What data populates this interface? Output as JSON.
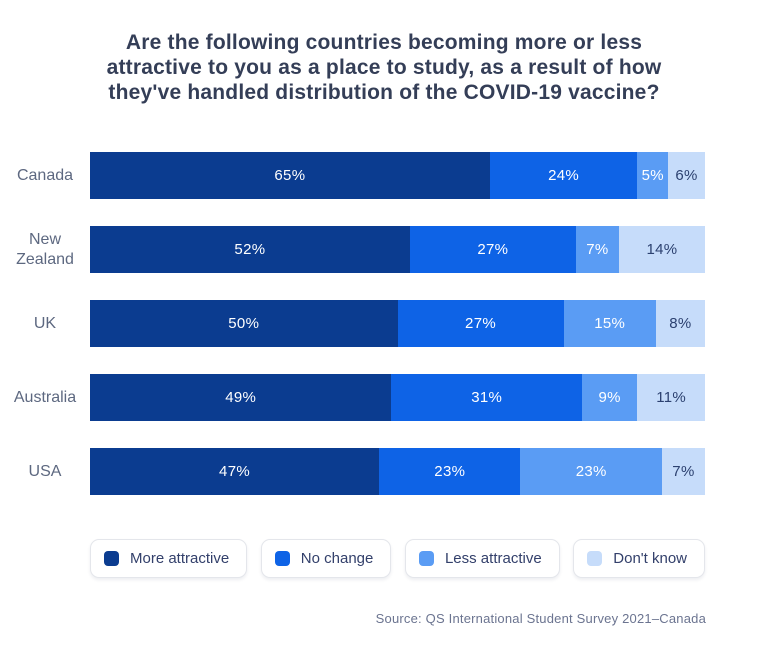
{
  "title_lines": [
    "Are the following countries becoming more or less",
    "attractive to you as a place to study, as a result of how",
    "they've handled distribution of the COVID-19 vaccine?"
  ],
  "source": "Source: QS International Student Survey 2021–Canada",
  "colors": {
    "background": "#ffffff",
    "title_text": "#343e57",
    "category_label_text": "#5d6880",
    "legend_text": "#33406b",
    "legend_border": "#e4e6eb",
    "source_text": "#6b7490",
    "more_attractive": "#0b3c90",
    "no_change": "#0e63e6",
    "less_attractive": "#5a9cf4",
    "dont_know": "#c6dcfa"
  },
  "chart_data": {
    "type": "bar",
    "orientation": "horizontal",
    "stacked": true,
    "title": "Are the following countries becoming more or less attractive to you as a place to study, as a result of how they've handled distribution of the COVID-19 vaccine?",
    "categories": [
      "Canada",
      "New Zealand",
      "UK",
      "Australia",
      "USA"
    ],
    "series": [
      {
        "name": "More attractive",
        "color": "#0b3c90",
        "text_color": "#ffffff",
        "values": [
          65,
          52,
          50,
          49,
          47
        ]
      },
      {
        "name": "No change",
        "color": "#0e63e6",
        "text_color": "#ffffff",
        "values": [
          24,
          27,
          27,
          31,
          23
        ]
      },
      {
        "name": "Less attractive",
        "color": "#5a9cf4",
        "text_color": "#ffffff",
        "values": [
          5,
          7,
          15,
          9,
          23
        ]
      },
      {
        "name": "Don't know",
        "color": "#c6dcfa",
        "text_color": "#2c4170",
        "values": [
          6,
          14,
          8,
          11,
          7
        ]
      }
    ],
    "xlim": [
      0,
      100
    ],
    "value_suffix": "%",
    "grid": false,
    "legend_position": "bottom"
  }
}
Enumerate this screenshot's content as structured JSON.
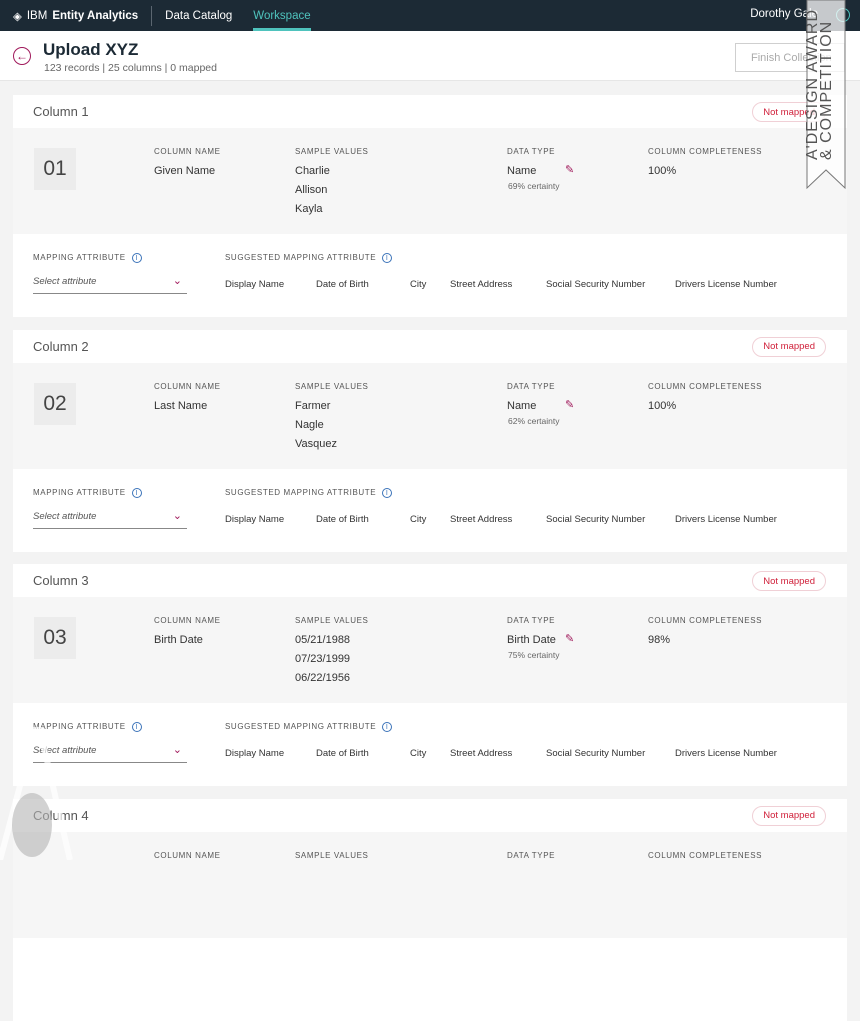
{
  "nav": {
    "brand_prefix": "IBM",
    "brand_name": "Entity Analytics",
    "links": [
      "Data Catalog",
      "Workspace"
    ],
    "active": "Workspace",
    "user": "Dorothy Gale"
  },
  "header": {
    "title": "Upload XYZ",
    "subtitle": "123 records | 25 columns | 0 mapped",
    "finish_label": "Finish Collection"
  },
  "labels": {
    "column_name": "COLUMN NAME",
    "sample_values": "SAMPLE VALUES",
    "data_type": "DATA TYPE",
    "completeness": "COLUMN COMPLETENESS",
    "mapping": "MAPPING ATTRIBUTE",
    "suggested": "SUGGESTED MAPPING ATTRIBUTE",
    "select_placeholder": "Select attribute",
    "status": "Not mapped"
  },
  "suggestions": [
    "Display Name",
    "Date of Birth",
    "City",
    "Street Address",
    "Social Security Number",
    "Drivers License Number"
  ],
  "columns": [
    {
      "title": "Column 1",
      "number": "01",
      "name": "Given Name",
      "samples": [
        "Charlie",
        "Allison",
        "Kayla"
      ],
      "type": "Name",
      "certainty": "69% certainty",
      "completeness": "100%"
    },
    {
      "title": "Column 2",
      "number": "02",
      "name": "Last Name",
      "samples": [
        "Farmer",
        "Nagle",
        "Vasquez"
      ],
      "type": "Name",
      "certainty": "62% certainty",
      "completeness": "100%"
    },
    {
      "title": "Column 3",
      "number": "03",
      "name": "Birth Date",
      "samples": [
        "05/21/1988",
        "07/23/1999",
        "06/22/1956"
      ],
      "type": "Birth Date",
      "certainty": "75% certainty",
      "completeness": "98%"
    },
    {
      "title": "Column 4"
    }
  ],
  "watermark": {
    "text1": "A'DESIGN AWARD",
    "text2": "& COMPETITION"
  }
}
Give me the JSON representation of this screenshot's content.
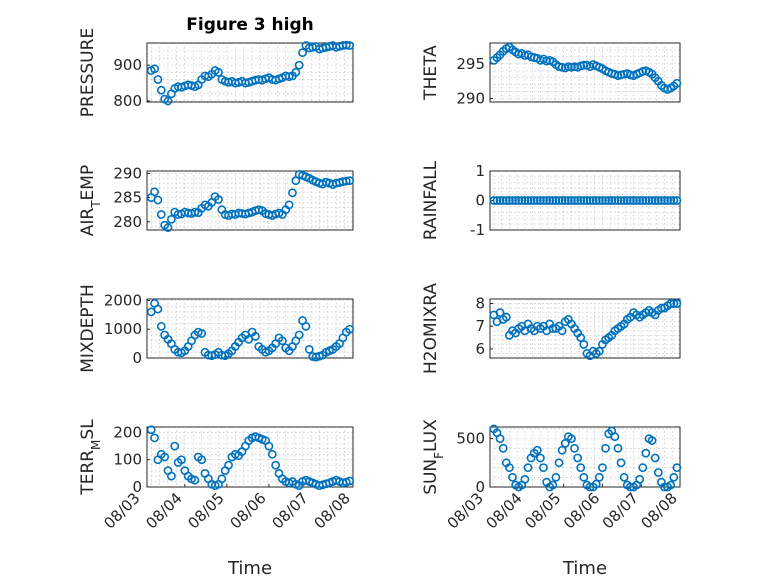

+++

- **Task to complete**: Leave images out of the retyped records; keep all else exact.

- **Full solution**:
What data populates this interface? Output as JSON.
{
  "title_lines": [
    "Are the following countries becoming more or less",
    "attractive to you as a place to study, as a result of how",
    "they've handled distribution of the COVID-19 vaccine?"
  ],
  "source": "Source: QS International Student Survey 2021–Canada",
  "colors": {
    "background": "#ffffff",
    "title_text": "#343e57",
    "category_label_text": "#5d6880",
    "legend_text": "#33406b",
    "legend_border": "#e4e6eb",
    "source_text": "#6b7490",
    "more_attractive": "#0b3c90",
    "no_change": "#0e63e6",
    "less_attractive": "#5a9cf4",
    "dont_know": "#c6dcfa"
  },
  "chart_data": {
    "type": "bar",
    "orientation": "horizontal",
    "stacked": true,
    "title": "Are the following countries becoming more or less attractive to you as a place to study, as a result of how they've handled distribution of the COVID-19 vaccine?",
    "categories": [
      "Canada",
      "New Zealand",
      "UK",
      "Australia",
      "USA"
    ],
    "series": [
      {
        "name": "More attractive",
        "color": "#0b3c90",
        "text_color": "#ffffff",
        "values": [
          65,
          52,
          50,
          49,
          47
        ]
      },
      {
        "name": "No change",
        "color": "#0e63e6",
        "text_color": "#ffffff",
        "values": [
          24,
          27,
          27,
          31,
          23
        ]
      },
      {
        "name": "Less attractive",
        "color": "#5a9cf4",
        "text_color": "#ffffff",
        "values": [
          5,
          7,
          15,
          9,
          23
        ]
      },
      {
        "name": "Don't know",
        "color": "#c6dcfa",
        "text_color": "#2c4170",
        "values": [
          6,
          14,
          8,
          11,
          7
        ]
      }
    ],
    "xlim": [
      0,
      100
    ],
    "value_suffix": "%",
    "grid": false,
    "legend_position": "bottom"
  }
}
Enumerate this screenshot's content as structured JSON.
{
  "nav": {
    "brand_prefix": "IBM",
    "brand_name": "Entity Analytics",
    "links": [
      "Data Catalog",
      "Workspace"
    ],
    "active": "Workspace",
    "user": "Dorothy Gale"
  },
  "header": {
    "title": "Upload XYZ",
    "subtitle": "123 records | 25 columns | 0 mapped",
    "finish_label": "Finish Collection"
  },
  "labels": {
    "column_name": "COLUMN NAME",
    "sample_values": "SAMPLE VALUES",
    "data_type": "DATA TYPE",
    "completeness": "COLUMN COMPLETENESS",
    "mapping": "MAPPING ATTRIBUTE",
    "suggested": "SUGGESTED MAPPING ATTRIBUTE",
    "select_placeholder": "Select attribute",
    "status": "Not mapped"
  },
  "suggestions": [
    "Display Name",
    "Date of Birth",
    "City",
    "Street Address",
    "Social Security Number",
    "Drivers License Number"
  ],
  "columns": [
    {
      "title": "Column 1",
      "number": "01",
      "name": "Given Name",
      "samples": [
        "Charlie",
        "Allison",
        "Kayla"
      ],
      "type": "Name",
      "certainty": "69% certainty",
      "completeness": "100%"
    },
    {
      "title": "Column 2",
      "number": "02",
      "name": "Last Name",
      "samples": [
        "Farmer",
        "Nagle",
        "Vasquez"
      ],
      "type": "Name",
      "certainty": "62% certainty",
      "completeness": "100%"
    },
    {
      "title": "Column 3",
      "number": "03",
      "name": "Birth Date",
      "samples": [
        "05/21/1988",
        "07/23/1999",
        "06/22/1956"
      ],
      "type": "Birth Date",
      "certainty": "75% certainty",
      "completeness": "98%"
    },
    {
      "title": "Column 4"
    }
  ],
  "watermark": {
    "text1": "A'DESIGN AWARD",
    "text2": "& COMPETITION"
  }
}
Give me the JSON representation of this screenshot's content.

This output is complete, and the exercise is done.